### DESCRIPTION OF THE TASK
Show all lines holding "sociaux".

## START DATA SUPPLIED

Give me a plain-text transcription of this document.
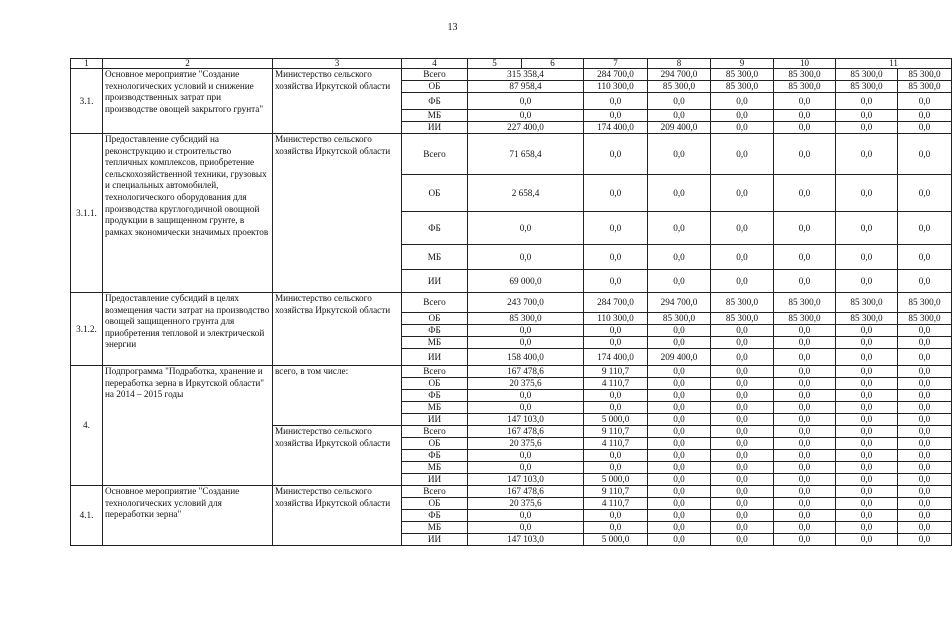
13
1	2	3	4	5	6	7	8	9	10	11	
3.1.	Основное мероприятие "Создание технологических условий и снижение производственных затрат при производстве овощей закрытого грунта"	Министерство сельского хозяйства Иркутской области	Всего	315 358,4		284 700,0	294 700,0	85 300,0	85 300,0	85 300,0	85 300,0
			ОБ	87 958,4		110 300,0	85 300,0	85 300,0	85 300,0	85 300,0	85 300,0
			ФБ	0,0		0,0	0,0	0,0	0,0	0,0	0,0
			МБ	0,0		0,0	0,0	0,0	0,0	0,0	0,0
			ИИ	227 400,0		174 400,0	209 400,0	0,0	0,0	0,0	0,0
3.1.1.	Предоставление субсидий на реконструкцию и строительство тепличных комплексов, приобретение сельскохозяйственной техники, грузовых и специальных автомобилей, технологического оборудования для производства круглогодичной овощной продукции в защищенном грунте, в рамках экономически значимых проектов	Министерство сельского хозяйства Иркутской области	Всего	71 658,4		0,0	0,0	0,0	0,0	0,0	0,0
			ОБ	2 658,4		0,0	0,0	0,0	0,0	0,0	0,0
			ФБ	0,0		0,0	0,0	0,0	0,0	0,0	0,0
			МБ	0,0		0,0	0,0	0,0	0,0	0,0	0,0
			ИИ	69 000,0		0,0	0,0	0,0	0,0	0,0	0,0
3.1.2.	Предоставление субсидий в целях возмещения части затрат на производство овощей защищенного грунта для приобретения тепловой и электрической энергии	Министерство сельского хозяйства Иркутской области	Всего	243 700,0		284 700,0	294 700,0	85 300,0	85 300,0	85 300,0	85 300,0
			ОБ	85 300,0		110 300,0	85 300,0	85 300,0	85 300,0	85 300,0	85 300,0
			ФБ	0,0		0,0	0,0	0,0	0,0	0,0	0,0
			МБ	0,0		0,0	0,0	0,0	0,0	0,0	0,0
			ИИ	158 400,0		174 400,0	209 400,0	0,0	0,0	0,0	0,0
4.	Подпрограмма "Подработка, хранение и переработка зерна в Иркутской области" на 2014 – 2015 годы	всего, в том числе:	Всего	167 478,6		9 110,7	0,0	0,0	0,0	0,0	0,0
			ОБ	20 375,6		4 110,7	0,0	0,0	0,0	0,0	0,0
			ФБ	0,0		0,0	0,0	0,0	0,0	0,0	0,0
			МБ	0,0		0,0	0,0	0,0	0,0	0,0	0,0
			ИИ	147 103,0		5 000,0	0,0	0,0	0,0	0,0	0,0
		Министерство сельского хозяйства Иркутской области	Всего	167 478,6		9 110,7	0,0	0,0	0,0	0,0	0,0
			ОБ	20 375,6		4 110,7	0,0	0,0	0,0	0,0	0,0
			ФБ	0,0		0,0	0,0	0,0	0,0	0,0	0,0
			МБ	0,0		0,0	0,0	0,0	0,0	0,0	0,0
			ИИ	147 103,0		5 000,0	0,0	0,0	0,0	0,0	0,0
4.1.	Основное мероприятие "Создание технологических условий для переработки зерна"	Министерство сельского хозяйства Иркутской области	Всего	167 478,6		9 110,7	0,0	0,0	0,0	0,0	0,0
			ОБ	20 375,6		4 110,7	0,0	0,0	0,0	0,0	0,0
			ФБ	0,0		0,0	0,0	0,0	0,0	0,0	0,0
			МБ	0,0		0,0	0,0	0,0	0,0	0,0	0,0
			ИИ	147 103,0		5 000,0	0,0	0,0	0,0	0,0	0,0
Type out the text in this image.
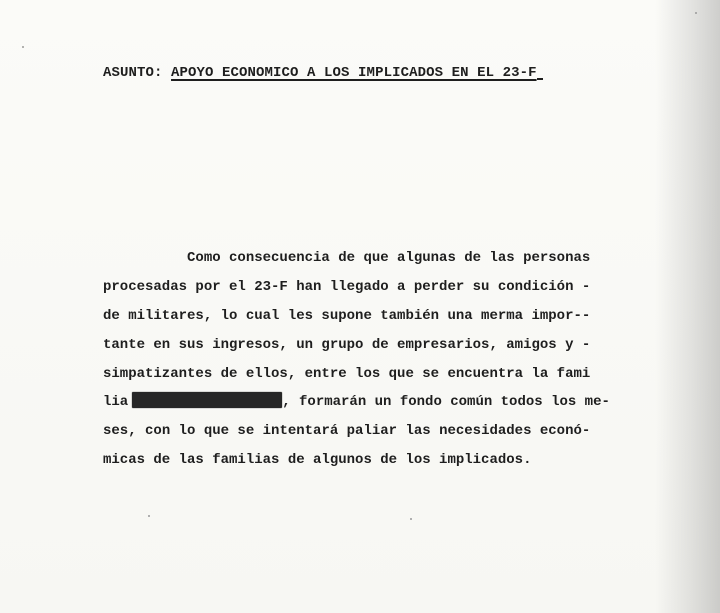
ASUNTO: APOYO ECONOMICO A LOS IMPLICADOS EN EL 23-F
Como consecuencia de que algunas de las personas
procesadas por el 23-F han llegado a perder su condición -
de militares, lo cual les supone también una merma impor--
tante en sus ingresos, un grupo de empresarios, amigos y -
simpatizantes de ellos, entre los que se encuentra la fami
lia	, formarán un fondo común todos los me-
ses, con lo que se intentará paliar las necesidades econó-
micas de las familias de algunos de los implicados.
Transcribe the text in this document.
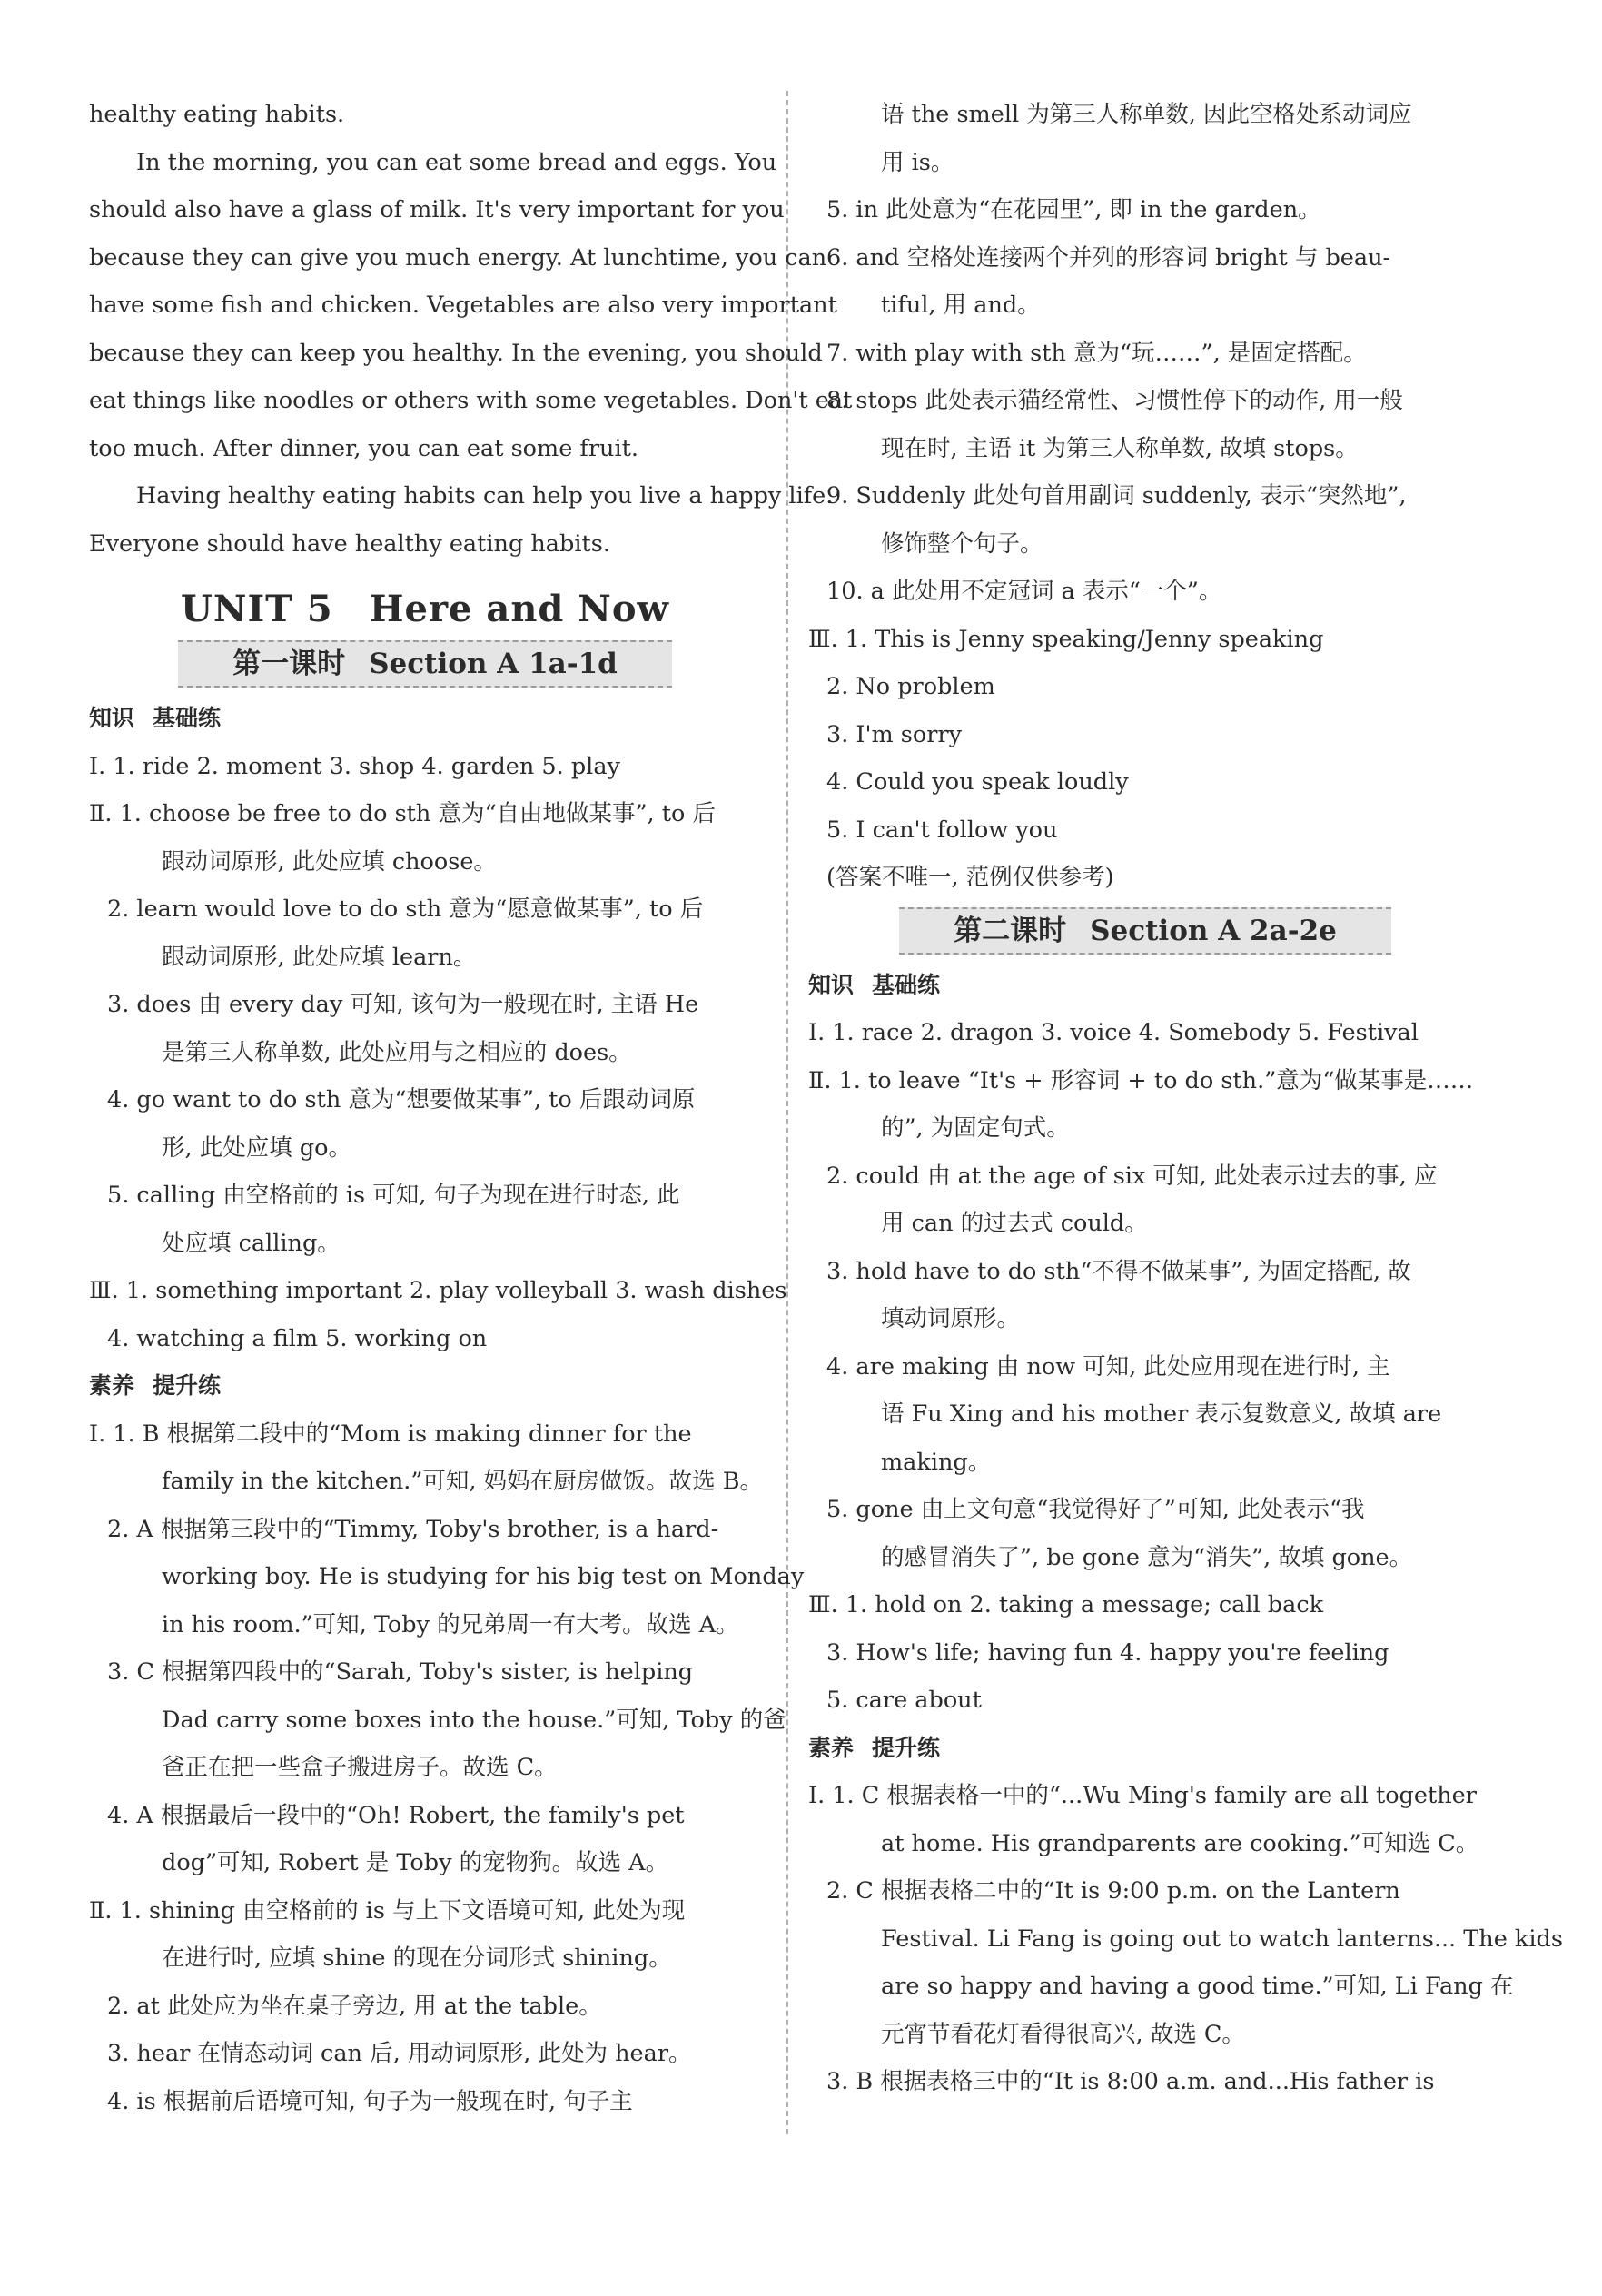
healthy eating habits.
In the morning, you can eat some bread and eggs. You
should also have a glass of milk. It's very important for you
because they can give you much energy. At lunchtime, you can
have some fish and chicken. Vegetables are also very important
because they can keep you healthy. In the evening, you should
eat things like noodles or others with some vegetables. Don't eat
too much. After dinner, you can eat some fruit.
Having healthy eating habits can help you live a happy life.
Everyone should have healthy eating habits.
UNIT 5 Here and Now
第一课时 Section A 1a-1d
知识 基础练
Ⅰ. 1. ride 2. moment 3. shop 4. garden 5. play
Ⅱ. 1. choose be free to do sth 意为“自由地做某事”, to 后
跟动词原形, 此处应填 choose。
2. learn would love to do sth 意为“愿意做某事”, to 后
跟动词原形, 此处应填 learn。
3. does 由 every day 可知, 该句为一般现在时, 主语 He
是第三人称单数, 此处应用与之相应的 does。
4. go want to do sth 意为“想要做某事”, to 后跟动词原
形, 此处应填 go。
5. calling 由空格前的 is 可知, 句子为现在进行时态, 此
处应填 calling。
Ⅲ. 1. something important 2. play volleyball 3. wash dishes
4. watching a film 5. working on
素养 提升练
Ⅰ. 1. B 根据第二段中的“Mom is making dinner for the
family in the kitchen.”可知, 妈妈在厨房做饭。故选 B。
2. A 根据第三段中的“Timmy, Toby's brother, is a hard-
working boy. He is studying for his big test on Monday
in his room.”可知, Toby 的兄弟周一有大考。故选 A。
3. C 根据第四段中的“Sarah, Toby's sister, is helping
Dad carry some boxes into the house.”可知, Toby 的爸
爸正在把一些盒子搬进房子。故选 C。
4. A 根据最后一段中的“Oh! Robert, the family's pet
dog”可知, Robert 是 Toby 的宠物狗。故选 A。
Ⅱ. 1. shining 由空格前的 is 与上下文语境可知, 此处为现
在进行时, 应填 shine 的现在分词形式 shining。
2. at 此处应为坐在桌子旁边, 用 at the table。
3. hear 在情态动词 can 后, 用动词原形, 此处为 hear。
4. is 根据前后语境可知, 句子为一般现在时, 句子主
语 the smell 为第三人称单数, 因此空格处系动词应
用 is。
5. in 此处意为“在花园里”, 即 in the garden。
6. and 空格处连接两个并列的形容词 bright 与 beau-
tiful, 用 and。
7. with play with sth 意为“玩……”, 是固定搭配。
8. stops 此处表示猫经常性、习惯性停下的动作, 用一般
现在时, 主语 it 为第三人称单数, 故填 stops。
9. Suddenly 此处句首用副词 suddenly, 表示“突然地”,
修饰整个句子。
10. a 此处用不定冠词 a 表示“一个”。
Ⅲ. 1. This is Jenny speaking/Jenny speaking
2. No problem
3. I'm sorry
4. Could you speak loudly
5. I can't follow you
(答案不唯一, 范例仅供参考)
第二课时 Section A 2a-2e
知识 基础练
Ⅰ. 1. race 2. dragon 3. voice 4. Somebody 5. Festival
Ⅱ. 1. to leave “It's + 形容词 + to do sth.”意为“做某事是……
的”, 为固定句式。
2. could 由 at the age of six 可知, 此处表示过去的事, 应
用 can 的过去式 could。
3. hold have to do sth“不得不做某事”, 为固定搭配, 故
填动词原形。
4. are making 由 now 可知, 此处应用现在进行时, 主
语 Fu Xing and his mother 表示复数意义, 故填 are
making。
5. gone 由上文句意“我觉得好了”可知, 此处表示“我
的感冒消失了”, be gone 意为“消失”, 故填 gone。
Ⅲ. 1. hold on 2. taking a message; call back
3. How's life; having fun 4. happy you're feeling
5. care about
素养 提升练
Ⅰ. 1. C 根据表格一中的“...Wu Ming's family are all together
at home. His grandparents are cooking.”可知选 C。
2. C 根据表格二中的“It is 9:00 p.m. on the Lantern
Festival. Li Fang is going out to watch lanterns... The kids
are so happy and having a good time.”可知, Li Fang 在
元宵节看花灯看得很高兴, 故选 C。
3. B 根据表格三中的“It is 8:00 a.m. and...His father is
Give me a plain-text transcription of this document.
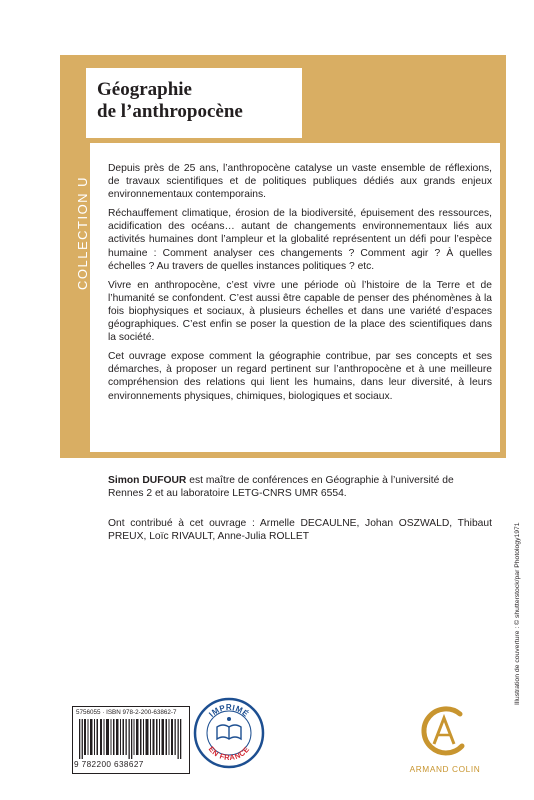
Géographie
de l’anthropocène
COLLECTION U

Depuis près de 25 ans, l’anthropocène catalyse un vaste ensemble de réflexions, de travaux scientifiques et de politiques publiques dédiés aux grands enjeux environnementaux contemporains.

Réchauffement climatique, érosion de la biodiversité, épuisement des ressources, acidification des océans… autant de changements environnementaux liés aux activités humaines dont l’ampleur et la globalité représentent un défi pour l’espèce humaine : Comment analyser ces changements ? Comment agir ? À quelles échelles ? Au travers de quelles instances politiques ? etc.

Vivre en anthropocène, c’est vivre une période où l’histoire de la Terre et de l’humanité se confondent. C’est aussi être capable de penser des phénomènes à la fois biophysiques et sociaux, à plusieurs échelles et dans une variété d’espaces géographiques. C’est enfin se poser la question de la place des scientifiques dans la société.

Cet ouvrage expose comment la géographie contribue, par ses concepts et ses démarches, à proposer un regard pertinent sur l’anthropocène et à une meilleure compréhension des relations qui lient les humains, dans leur diversité, à leurs environnements physiques, chimiques, biologiques et sociaux.

Simon DUFOUR est maître de conférences en Géographie à l’université de Rennes 2 et au laboratoire LETG-CNRS UMR 6554.

Ont contribué à cet ouvrage : Armelle DECAULNE, Johan OSZWALD, Thibaut PREUX, Loïc RIVAULT, Anne-Julia ROLLET	Illustration de couverture : © shutterstock/par Photology1971
5756055 · ISBN 978-2-200-63862-7
9 782200 638627
IMPRIMÉ
EN FRANCE
ARMAND COLIN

## END DATA SUPPLIED

### ANSWER IN FULL
Vivre en anthropocène, c’est vivre une période où l’histoire de la Terre et de l’humanité se confondent. C’est aussi être capable de penser des phénomènes à la fois biophysiques et sociaux, à plusieurs échelles et dans une variété d’espaces géographiques. C’est enfin se poser la question de la place des scientifiques dans la société.
Cet ouvrage expose comment la géographie contribue, par ses concepts et ses démarches, à proposer un regard pertinent sur l’anthropocène et à une meilleure compréhension des relations qui lient les humains, dans leur diversité, à leurs environnements physiques, chimiques, biologiques et sociaux.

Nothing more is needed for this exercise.